### Excerpt to read

-*-*-

I believe that each of us has a landscape. When we enter it, we are filled with a sense of peace and heightened awareness. For my wife, it is the seashore. When she looks across that infinite blue expanse, she is filled with a sense of euphoria like the rush of a powerful narcotic entering her blood stream. My scout master gave me the opportunity to discover that the alpine Sierra was my landscape. I love the way just-born streams of snow-cold water splash over glacier-polished granite and trace a path through the few remaining pines that can endure such heights. That’s my narcotic.
What’s yours? You may not have found it yet, but you have one. And if you need to go out and search for it, you couldn’t live in a better place. This ain’t Kansas.
There are rainforests with 300-foot redwoods and wild rhododendrons in Northwestern California. Maybe you are a desert rat. Explore the Mojave and Sonoran deserts down south, or visit the edge of the Great Basin east of the Sierra. The Coast Range offers soft oak-studded rolls or abrupt alpine arêtes up toward the Trinity Alps. And on, and on, and on.

-*-*-

### Given records

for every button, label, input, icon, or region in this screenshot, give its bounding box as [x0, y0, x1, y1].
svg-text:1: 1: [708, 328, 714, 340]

-*-*-

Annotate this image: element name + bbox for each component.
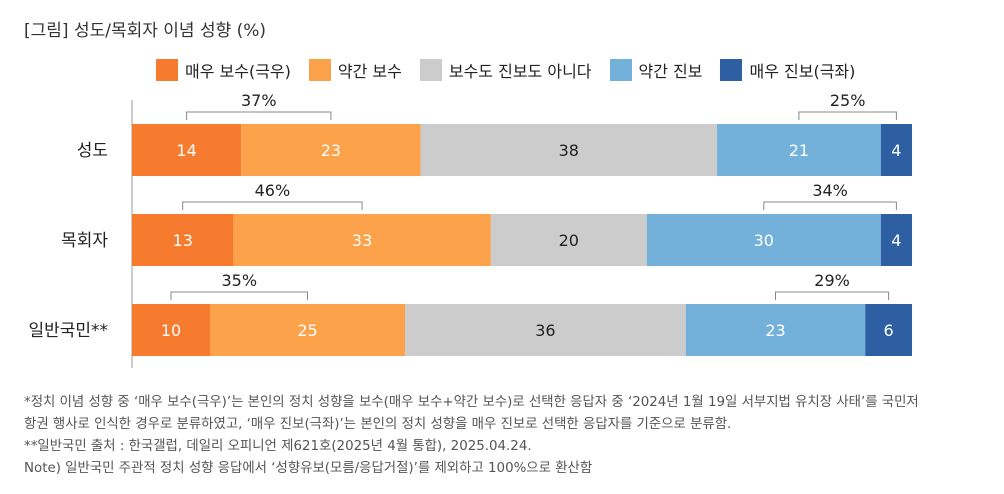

-*-*-

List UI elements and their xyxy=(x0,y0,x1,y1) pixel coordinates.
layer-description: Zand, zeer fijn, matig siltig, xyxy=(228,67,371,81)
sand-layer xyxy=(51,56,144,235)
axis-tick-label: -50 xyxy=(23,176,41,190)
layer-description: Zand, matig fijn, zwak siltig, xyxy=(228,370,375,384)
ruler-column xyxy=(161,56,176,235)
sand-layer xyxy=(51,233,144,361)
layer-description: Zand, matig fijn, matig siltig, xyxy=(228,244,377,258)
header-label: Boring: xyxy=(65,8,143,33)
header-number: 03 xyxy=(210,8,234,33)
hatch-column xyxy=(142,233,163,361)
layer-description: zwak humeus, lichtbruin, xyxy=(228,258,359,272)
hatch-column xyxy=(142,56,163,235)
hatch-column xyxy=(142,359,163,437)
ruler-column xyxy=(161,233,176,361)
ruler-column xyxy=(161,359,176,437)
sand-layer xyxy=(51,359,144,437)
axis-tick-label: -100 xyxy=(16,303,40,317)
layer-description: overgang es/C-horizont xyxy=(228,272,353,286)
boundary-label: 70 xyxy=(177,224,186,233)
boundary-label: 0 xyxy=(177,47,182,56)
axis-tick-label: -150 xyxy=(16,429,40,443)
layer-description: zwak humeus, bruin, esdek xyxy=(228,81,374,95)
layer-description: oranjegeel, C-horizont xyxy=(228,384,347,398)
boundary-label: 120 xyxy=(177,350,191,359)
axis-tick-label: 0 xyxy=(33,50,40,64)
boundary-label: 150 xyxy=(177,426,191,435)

-*-*-

### Exercise 1
In the passage about personal landscapes, could you rewrite everything from "I believe that" down to "This ain’t Kansas.", substituting "open prairie" for "seashore"?
### Exercise 2
In the passage about personal landscapes, what does the writer's scout master help the writer discover as the writer's own landscape?

### Task solution 1
I believe that each of us has a landscape. When we enter it, we are filled with a sense of peace and heightened awareness. For my wife, it is the open prairie. When she looks across that infinite blue expanse, she is filled with a sense of euphoria like the rush of a powerful narcotic entering her blood stream. My scout master gave me the opportunity to discover that the alpine Sierra was my landscape. I love the way just-born streams of snow-cold water splash over glacier-polished granite and trace a path through the few remaining pines that can endure such heights. That’s my narcotic.
What’s yours? You may not have found it yet, but you have one. And if you need to go out and search for it, you couldn’t live in a better place. This ain’t Kansas.

### Task solution 2
The alpine Sierra.